#### Input data:
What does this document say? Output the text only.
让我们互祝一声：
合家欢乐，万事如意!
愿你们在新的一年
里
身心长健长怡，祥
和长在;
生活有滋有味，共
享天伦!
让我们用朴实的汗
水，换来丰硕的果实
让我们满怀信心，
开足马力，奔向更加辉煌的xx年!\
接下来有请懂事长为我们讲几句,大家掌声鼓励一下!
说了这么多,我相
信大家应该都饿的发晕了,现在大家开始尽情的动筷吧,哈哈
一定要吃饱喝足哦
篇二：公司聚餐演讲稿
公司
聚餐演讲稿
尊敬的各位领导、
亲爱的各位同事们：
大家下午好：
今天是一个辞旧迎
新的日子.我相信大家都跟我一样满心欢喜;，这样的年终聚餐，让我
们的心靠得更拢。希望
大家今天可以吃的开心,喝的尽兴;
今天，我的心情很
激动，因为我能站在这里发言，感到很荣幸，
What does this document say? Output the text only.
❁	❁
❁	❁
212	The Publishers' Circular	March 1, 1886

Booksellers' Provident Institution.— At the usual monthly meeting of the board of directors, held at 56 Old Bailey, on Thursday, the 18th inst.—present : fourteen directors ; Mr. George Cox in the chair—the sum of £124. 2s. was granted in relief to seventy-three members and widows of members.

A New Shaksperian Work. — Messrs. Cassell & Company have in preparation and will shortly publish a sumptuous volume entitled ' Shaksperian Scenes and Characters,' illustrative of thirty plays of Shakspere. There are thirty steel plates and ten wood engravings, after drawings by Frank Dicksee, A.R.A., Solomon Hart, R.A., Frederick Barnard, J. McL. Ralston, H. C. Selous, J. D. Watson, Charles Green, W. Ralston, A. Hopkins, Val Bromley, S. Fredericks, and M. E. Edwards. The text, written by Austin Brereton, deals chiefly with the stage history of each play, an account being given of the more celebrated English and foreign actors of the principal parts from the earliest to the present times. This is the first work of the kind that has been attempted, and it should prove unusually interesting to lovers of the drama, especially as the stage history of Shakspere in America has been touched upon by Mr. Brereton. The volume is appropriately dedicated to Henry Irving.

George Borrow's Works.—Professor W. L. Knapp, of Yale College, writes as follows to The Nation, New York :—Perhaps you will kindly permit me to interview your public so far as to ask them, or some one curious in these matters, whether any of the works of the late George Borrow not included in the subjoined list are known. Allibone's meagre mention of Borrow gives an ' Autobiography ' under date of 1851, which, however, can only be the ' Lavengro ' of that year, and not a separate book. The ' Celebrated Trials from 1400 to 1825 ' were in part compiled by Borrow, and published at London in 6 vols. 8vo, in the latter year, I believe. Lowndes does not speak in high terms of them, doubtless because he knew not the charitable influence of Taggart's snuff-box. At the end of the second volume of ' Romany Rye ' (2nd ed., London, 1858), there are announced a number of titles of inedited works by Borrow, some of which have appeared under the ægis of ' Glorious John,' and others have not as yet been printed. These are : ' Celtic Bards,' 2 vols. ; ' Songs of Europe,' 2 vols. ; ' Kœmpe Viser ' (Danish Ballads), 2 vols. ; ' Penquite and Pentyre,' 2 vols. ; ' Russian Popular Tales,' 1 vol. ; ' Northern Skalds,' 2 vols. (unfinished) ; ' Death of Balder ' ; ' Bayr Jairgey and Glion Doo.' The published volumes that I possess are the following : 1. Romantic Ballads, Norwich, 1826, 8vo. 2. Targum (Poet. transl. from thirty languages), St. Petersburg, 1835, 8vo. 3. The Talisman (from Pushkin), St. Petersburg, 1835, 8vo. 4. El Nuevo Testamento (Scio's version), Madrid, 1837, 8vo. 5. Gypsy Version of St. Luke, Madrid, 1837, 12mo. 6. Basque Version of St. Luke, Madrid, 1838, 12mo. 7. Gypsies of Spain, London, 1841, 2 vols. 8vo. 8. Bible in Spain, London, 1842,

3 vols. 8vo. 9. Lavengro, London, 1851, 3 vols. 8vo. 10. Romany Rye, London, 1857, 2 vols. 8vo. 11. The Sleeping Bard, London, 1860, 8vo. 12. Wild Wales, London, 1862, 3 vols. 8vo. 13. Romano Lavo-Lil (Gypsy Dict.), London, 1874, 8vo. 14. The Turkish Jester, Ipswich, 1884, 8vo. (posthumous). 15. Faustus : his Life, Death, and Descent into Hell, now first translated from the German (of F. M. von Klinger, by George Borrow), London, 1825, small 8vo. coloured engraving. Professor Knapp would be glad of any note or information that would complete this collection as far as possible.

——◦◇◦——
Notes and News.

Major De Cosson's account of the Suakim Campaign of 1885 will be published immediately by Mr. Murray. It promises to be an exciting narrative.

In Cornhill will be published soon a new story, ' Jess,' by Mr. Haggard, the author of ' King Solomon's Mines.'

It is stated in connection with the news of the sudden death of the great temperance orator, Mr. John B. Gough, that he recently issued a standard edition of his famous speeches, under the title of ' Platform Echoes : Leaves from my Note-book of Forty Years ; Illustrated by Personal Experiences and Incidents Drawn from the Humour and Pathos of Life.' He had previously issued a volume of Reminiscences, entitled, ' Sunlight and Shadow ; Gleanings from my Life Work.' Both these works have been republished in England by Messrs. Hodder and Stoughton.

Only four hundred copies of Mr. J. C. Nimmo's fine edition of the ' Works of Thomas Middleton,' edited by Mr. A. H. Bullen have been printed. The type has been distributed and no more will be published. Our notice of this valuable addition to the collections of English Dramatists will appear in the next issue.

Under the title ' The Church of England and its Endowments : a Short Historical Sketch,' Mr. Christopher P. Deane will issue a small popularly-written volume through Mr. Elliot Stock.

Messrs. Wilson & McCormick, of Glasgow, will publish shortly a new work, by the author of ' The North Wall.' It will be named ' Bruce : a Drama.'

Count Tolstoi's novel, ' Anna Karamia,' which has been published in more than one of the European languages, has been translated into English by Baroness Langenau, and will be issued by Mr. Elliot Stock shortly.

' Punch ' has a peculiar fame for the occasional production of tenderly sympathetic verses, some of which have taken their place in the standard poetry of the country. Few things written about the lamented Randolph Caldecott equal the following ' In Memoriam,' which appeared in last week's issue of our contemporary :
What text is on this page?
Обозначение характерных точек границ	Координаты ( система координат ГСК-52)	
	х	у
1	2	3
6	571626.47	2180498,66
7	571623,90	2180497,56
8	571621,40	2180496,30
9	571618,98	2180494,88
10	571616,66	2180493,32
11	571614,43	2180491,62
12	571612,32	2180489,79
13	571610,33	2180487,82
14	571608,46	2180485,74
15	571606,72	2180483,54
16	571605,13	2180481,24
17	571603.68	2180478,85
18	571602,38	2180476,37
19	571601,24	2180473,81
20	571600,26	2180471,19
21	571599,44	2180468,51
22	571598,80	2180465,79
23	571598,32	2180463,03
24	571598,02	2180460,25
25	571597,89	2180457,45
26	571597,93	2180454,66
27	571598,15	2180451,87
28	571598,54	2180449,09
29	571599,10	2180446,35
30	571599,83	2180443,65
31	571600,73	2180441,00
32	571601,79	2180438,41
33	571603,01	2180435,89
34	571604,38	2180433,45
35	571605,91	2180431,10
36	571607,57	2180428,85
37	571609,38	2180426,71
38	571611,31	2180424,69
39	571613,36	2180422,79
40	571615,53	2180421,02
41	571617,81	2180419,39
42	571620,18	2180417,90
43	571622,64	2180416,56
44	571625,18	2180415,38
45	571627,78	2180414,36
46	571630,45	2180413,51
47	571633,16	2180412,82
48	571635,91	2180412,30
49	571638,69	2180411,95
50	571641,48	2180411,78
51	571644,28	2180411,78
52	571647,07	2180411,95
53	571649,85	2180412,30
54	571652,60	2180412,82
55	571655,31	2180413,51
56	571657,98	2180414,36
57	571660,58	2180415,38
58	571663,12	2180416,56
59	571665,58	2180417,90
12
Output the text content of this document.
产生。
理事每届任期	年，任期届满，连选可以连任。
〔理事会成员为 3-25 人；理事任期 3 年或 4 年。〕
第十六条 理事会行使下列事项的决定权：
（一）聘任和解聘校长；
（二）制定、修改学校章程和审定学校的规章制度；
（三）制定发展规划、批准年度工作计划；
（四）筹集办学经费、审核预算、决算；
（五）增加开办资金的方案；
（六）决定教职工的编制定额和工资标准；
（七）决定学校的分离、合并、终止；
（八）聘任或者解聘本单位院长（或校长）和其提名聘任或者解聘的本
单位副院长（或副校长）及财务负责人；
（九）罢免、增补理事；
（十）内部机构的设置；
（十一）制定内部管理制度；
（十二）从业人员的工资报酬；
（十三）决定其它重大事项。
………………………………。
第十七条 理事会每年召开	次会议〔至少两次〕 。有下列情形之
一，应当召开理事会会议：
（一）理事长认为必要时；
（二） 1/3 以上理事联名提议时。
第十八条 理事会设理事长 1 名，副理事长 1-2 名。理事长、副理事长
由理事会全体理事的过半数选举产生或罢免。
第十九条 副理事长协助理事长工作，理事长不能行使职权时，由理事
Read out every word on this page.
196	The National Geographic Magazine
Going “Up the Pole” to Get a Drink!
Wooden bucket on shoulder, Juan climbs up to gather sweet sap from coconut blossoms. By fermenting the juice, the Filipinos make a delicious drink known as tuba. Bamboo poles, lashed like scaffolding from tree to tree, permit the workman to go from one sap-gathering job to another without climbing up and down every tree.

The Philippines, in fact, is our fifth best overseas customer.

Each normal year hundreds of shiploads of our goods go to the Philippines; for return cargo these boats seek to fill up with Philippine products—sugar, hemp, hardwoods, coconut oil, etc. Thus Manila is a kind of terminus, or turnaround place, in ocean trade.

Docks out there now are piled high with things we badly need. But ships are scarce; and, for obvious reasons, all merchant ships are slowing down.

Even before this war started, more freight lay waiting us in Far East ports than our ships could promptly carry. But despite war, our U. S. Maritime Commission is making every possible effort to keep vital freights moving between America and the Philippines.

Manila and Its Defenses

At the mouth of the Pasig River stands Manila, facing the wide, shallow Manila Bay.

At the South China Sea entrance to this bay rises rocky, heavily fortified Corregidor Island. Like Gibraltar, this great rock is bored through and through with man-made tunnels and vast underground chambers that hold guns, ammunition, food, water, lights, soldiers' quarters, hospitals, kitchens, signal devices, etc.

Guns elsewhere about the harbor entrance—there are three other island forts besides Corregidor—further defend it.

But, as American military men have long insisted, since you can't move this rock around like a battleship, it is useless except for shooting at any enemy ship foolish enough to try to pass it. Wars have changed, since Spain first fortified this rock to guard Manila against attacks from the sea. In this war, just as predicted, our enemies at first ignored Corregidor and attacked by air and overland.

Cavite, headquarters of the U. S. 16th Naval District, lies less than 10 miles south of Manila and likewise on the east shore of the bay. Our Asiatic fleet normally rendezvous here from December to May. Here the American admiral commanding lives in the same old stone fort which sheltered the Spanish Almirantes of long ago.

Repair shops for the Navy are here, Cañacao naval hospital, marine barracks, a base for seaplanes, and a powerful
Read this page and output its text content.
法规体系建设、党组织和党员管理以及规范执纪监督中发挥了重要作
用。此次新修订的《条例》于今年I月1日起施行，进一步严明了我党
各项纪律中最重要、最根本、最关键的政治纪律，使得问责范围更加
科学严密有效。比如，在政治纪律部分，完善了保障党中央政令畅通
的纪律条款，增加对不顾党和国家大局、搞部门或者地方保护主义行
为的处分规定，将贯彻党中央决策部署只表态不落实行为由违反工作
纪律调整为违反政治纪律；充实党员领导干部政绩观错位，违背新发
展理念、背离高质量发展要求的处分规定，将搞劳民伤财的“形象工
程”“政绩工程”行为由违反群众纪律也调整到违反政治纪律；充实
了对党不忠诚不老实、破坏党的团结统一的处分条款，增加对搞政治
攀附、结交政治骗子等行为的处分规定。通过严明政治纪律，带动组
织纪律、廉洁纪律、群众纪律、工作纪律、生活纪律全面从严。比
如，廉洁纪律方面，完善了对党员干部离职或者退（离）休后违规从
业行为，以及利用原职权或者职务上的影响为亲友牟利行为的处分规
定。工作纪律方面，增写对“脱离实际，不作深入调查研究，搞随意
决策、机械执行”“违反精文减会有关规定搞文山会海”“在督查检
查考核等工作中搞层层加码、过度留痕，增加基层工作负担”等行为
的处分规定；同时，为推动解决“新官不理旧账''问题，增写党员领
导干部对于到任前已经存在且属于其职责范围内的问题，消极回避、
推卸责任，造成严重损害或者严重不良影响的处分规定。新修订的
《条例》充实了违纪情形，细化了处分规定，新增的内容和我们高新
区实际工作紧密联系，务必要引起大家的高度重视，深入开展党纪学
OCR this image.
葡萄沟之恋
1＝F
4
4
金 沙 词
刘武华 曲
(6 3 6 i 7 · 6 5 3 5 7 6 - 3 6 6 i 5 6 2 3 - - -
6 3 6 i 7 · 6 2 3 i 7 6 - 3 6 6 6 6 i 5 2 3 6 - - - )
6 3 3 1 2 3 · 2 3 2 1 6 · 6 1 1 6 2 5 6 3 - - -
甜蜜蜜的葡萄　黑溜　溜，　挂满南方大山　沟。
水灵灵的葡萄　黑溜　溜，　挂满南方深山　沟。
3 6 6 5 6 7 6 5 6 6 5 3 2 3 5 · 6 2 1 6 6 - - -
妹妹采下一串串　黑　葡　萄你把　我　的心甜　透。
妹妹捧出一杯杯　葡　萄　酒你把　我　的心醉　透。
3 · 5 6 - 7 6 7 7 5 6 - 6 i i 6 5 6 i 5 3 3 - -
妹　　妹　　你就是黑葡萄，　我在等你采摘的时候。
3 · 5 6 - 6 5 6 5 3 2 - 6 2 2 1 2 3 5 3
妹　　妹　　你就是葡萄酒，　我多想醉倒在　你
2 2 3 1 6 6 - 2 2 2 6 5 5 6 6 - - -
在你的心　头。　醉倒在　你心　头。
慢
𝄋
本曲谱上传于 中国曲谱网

#### What you have to do:
Everything from the line with "OCR this image." through the last line of the material above should be echoed exactly, and nothing else.

#### Exercise result:
OCR this image.
葡萄沟之恋
1＝F
4
4
金 沙 词
刘武华 曲
(6 3 6 i 7 · 6 5 3 5 7 6 - 3 6 6 i 5 6 2 3 - - -
6 3 6 i 7 · 6 2 3 i 7 6 - 3 6 6 6 6 i 5 2 3 6 - - - )
6 3 3 1 2 3 · 2 3 2 1 6 · 6 1 1 6 2 5 6 3 - - -
甜蜜蜜的葡萄　黑溜　溜，　挂满南方大山　沟。
水灵灵的葡萄　黑溜　溜，　挂满南方深山　沟。
3 6 6 5 6 7 6 5 6 6 5 3 2 3 5 · 6 2 1 6 6 - - -
妹妹采下一串串　黑　葡　萄你把　我　的心甜　透。
妹妹捧出一杯杯　葡　萄　酒你把　我　的心醉　透。
3 · 5 6 - 7 6 7 7 5 6 - 6 i i 6 5 6 i 5 3 3 - -
妹　　妹　　你就是黑葡萄，　我在等你采摘的时候。
3 · 5 6 - 6 5 6 5 3 2 - 6 2 2 1 2 3 5 3
妹　　妹　　你就是葡萄酒，　我多想醉倒在　你
2 2 3 1 6 6 - 2 2 2 6 5 5 6 6 - - -
在你的心　头。　醉倒在　你心　头。
慢
𝄋
本曲谱上传于 中国曲谱网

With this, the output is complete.